◆ **Exercise goal**
Quote every line of the data below as it stands, omitting pictures.

◆ **Data in this exercise**
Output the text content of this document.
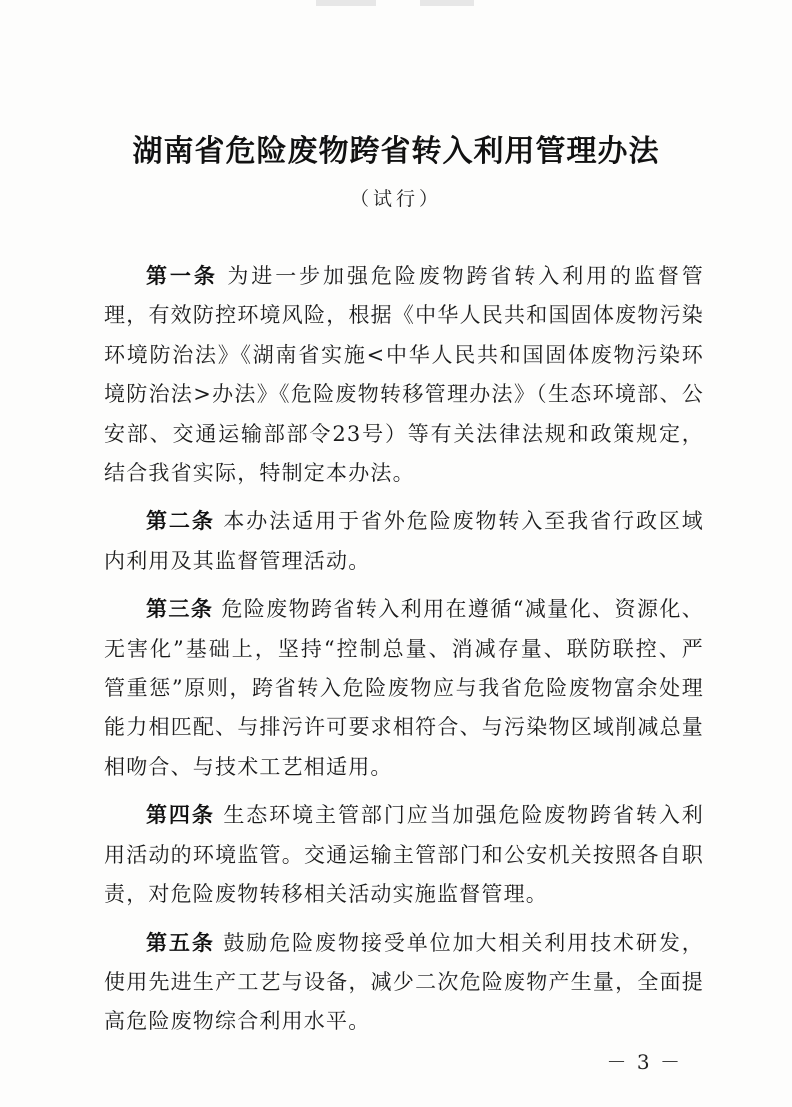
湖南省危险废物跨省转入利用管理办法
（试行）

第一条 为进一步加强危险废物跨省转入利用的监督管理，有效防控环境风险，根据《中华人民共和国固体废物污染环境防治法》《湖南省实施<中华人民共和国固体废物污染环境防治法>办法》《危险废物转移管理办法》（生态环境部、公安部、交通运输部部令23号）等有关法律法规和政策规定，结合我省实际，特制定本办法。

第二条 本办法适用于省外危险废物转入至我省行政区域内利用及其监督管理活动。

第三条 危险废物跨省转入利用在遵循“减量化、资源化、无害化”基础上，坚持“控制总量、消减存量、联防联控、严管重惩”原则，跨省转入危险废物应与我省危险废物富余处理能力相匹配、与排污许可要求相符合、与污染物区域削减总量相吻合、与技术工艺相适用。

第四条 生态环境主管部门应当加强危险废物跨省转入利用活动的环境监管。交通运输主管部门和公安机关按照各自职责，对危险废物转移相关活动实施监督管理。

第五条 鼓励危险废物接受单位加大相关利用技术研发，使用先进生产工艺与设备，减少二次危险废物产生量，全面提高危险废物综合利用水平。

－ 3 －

◆ **Final answer**
Output the text content of this document.
湖南省危险废物跨省转入利用管理办法
（试行）

第一条 为进一步加强危险废物跨省转入利用的监督管理，有效防控环境风险，根据《中华人民共和国固体废物污染环境防治法》《湖南省实施<中华人民共和国固体废物污染环境防治法>办法》《危险废物转移管理办法》（生态环境部、公安部、交通运输部部令23号）等有关法律法规和政策规定，结合我省实际，特制定本办法。

第二条 本办法适用于省外危险废物转入至我省行政区域内利用及其监督管理活动。

第三条 危险废物跨省转入利用在遵循“减量化、资源化、无害化”基础上，坚持“控制总量、消减存量、联防联控、严管重惩”原则，跨省转入危险废物应与我省危险废物富余处理能力相匹配、与排污许可要求相符合、与污染物区域削减总量相吻合、与技术工艺相适用。

第四条 生态环境主管部门应当加强危险废物跨省转入利用活动的环境监管。交通运输主管部门和公安机关按照各自职责，对危险废物转移相关活动实施监督管理。

第五条 鼓励危险废物接受单位加大相关利用技术研发，使用先进生产工艺与设备，减少二次危险废物产生量，全面提高危险废物综合利用水平。

－ 3 －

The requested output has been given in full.